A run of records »
/---
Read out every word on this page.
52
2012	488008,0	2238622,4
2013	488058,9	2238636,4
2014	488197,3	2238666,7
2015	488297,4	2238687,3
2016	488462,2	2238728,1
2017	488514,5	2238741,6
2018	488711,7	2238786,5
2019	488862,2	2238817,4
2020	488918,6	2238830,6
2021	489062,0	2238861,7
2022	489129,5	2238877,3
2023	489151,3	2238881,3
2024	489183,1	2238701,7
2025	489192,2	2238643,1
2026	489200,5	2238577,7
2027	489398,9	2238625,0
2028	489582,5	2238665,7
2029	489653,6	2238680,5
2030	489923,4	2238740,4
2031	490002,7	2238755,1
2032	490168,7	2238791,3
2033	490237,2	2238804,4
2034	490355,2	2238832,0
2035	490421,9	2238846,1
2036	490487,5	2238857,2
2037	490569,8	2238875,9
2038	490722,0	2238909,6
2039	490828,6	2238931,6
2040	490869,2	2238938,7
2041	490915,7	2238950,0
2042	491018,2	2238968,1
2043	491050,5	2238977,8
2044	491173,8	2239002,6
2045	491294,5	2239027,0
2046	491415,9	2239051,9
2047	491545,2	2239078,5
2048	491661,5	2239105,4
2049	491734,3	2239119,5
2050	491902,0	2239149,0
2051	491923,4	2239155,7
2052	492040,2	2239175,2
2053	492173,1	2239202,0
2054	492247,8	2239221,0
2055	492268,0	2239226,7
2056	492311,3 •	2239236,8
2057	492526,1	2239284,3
\---
Please repeat the listing exactly, with nothing left out.

FINISHED EXERCISE »
Read out every word on this page.
52
2012	488008,0	2238622,4
2013	488058,9	2238636,4
2014	488197,3	2238666,7
2015	488297,4	2238687,3
2016	488462,2	2238728,1
2017	488514,5	2238741,6
2018	488711,7	2238786,5
2019	488862,2	2238817,4
2020	488918,6	2238830,6
2021	489062,0	2238861,7
2022	489129,5	2238877,3
2023	489151,3	2238881,3
2024	489183,1	2238701,7
2025	489192,2	2238643,1
2026	489200,5	2238577,7
2027	489398,9	2238625,0
2028	489582,5	2238665,7
2029	489653,6	2238680,5
2030	489923,4	2238740,4
2031	490002,7	2238755,1
2032	490168,7	2238791,3
2033	490237,2	2238804,4
2034	490355,2	2238832,0
2035	490421,9	2238846,1
2036	490487,5	2238857,2
2037	490569,8	2238875,9
2038	490722,0	2238909,6
2039	490828,6	2238931,6
2040	490869,2	2238938,7
2041	490915,7	2238950,0
2042	491018,2	2238968,1
2043	491050,5	2238977,8
2044	491173,8	2239002,6
2045	491294,5	2239027,0
2046	491415,9	2239051,9
2047	491545,2	2239078,5
2048	491661,5	2239105,4
2049	491734,3	2239119,5
2050	491902,0	2239149,0
2051	491923,4	2239155,7
2052	492040,2	2239175,2
2053	492173,1	2239202,0
2054	492247,8	2239221,0
2055	492268,0	2239226,7
2056	492311,3 •	2239236,8
2057	492526,1	2239284,3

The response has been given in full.